##### Extracto del texto #####

Detrás del cambio siempre hay un líder

Un especialista da una serie de recomendaciones para que una empresa, cualquiera sea su tamaño, pueda lograr la innovación.

02 Mayo 2004
Innovar con éxito no es fácil. Tampoco es lo mismo ser un emprendedor que un innovador, aunque ambos se necesiten mutuamente. Quién y cómo se lidera un cambio en una empresa es lo que devela el consultor Juan José Goñi Zabala, de Ibermática S.A., en un artículo difundido por Internet.
"Los modos de liderar los cambios son muy distintos, pero todas las organizaciones, grandes y pequeñas, tienen las ventajas, si saben jugar bien sus fortalezas, para innovar", afirma el especialista.
Tanto el papel de emprendedor en la empresa que se constituye por primera vez, como el del innovador radical en la empresa ya existente, son las dos figuras centrales de la innovación con éxito. Esta requiere de una serie de capacidades que cooperan entre sí y que tienen formas distintas de expresión según la etapa de desarrollo o el tamaño de cada empresa, y el momento en el que se halle el proceso innovador.

#####

Qué se pide: Cita textualmente el pasaje del texto sobre liderazgo e innovación que se abre con las palabras que contienen "Un especialista da" y se cierra con "difundido por Internet.". Los ítems no intervienen en este ejercicio.

##### Datos proporcionados #####

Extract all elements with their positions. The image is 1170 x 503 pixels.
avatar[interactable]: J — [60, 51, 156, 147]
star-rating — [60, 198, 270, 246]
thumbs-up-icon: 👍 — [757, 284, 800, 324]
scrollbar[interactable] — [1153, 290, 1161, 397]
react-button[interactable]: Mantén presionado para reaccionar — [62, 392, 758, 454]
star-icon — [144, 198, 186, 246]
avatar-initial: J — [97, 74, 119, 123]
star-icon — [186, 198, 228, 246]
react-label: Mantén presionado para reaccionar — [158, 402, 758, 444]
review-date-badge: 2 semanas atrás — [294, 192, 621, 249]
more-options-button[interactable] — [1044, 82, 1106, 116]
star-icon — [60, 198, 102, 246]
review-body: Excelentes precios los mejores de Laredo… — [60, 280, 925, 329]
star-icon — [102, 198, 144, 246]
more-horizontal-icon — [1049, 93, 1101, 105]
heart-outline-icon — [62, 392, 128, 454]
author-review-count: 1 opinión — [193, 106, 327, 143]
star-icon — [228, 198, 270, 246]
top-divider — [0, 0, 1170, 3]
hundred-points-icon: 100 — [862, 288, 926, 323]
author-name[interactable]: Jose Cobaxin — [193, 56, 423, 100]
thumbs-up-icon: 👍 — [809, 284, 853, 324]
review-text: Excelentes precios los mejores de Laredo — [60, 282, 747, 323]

#####

Resolución detallada:
Un especialista da una serie de recomendaciones para que una empresa, cualquiera sea su tamaño, pueda lograr la innovación.

02 Mayo 2004
Innovar con éxito no es fácil. Tampoco es lo mismo ser un emprendedor que un innovador, aunque ambos se necesiten mutuamente. Quién y cómo se lidera un cambio en una empresa es lo que devela el consultor Juan José Goñi Zabala, de Ibermática S.A., en un artículo difundido por Internet.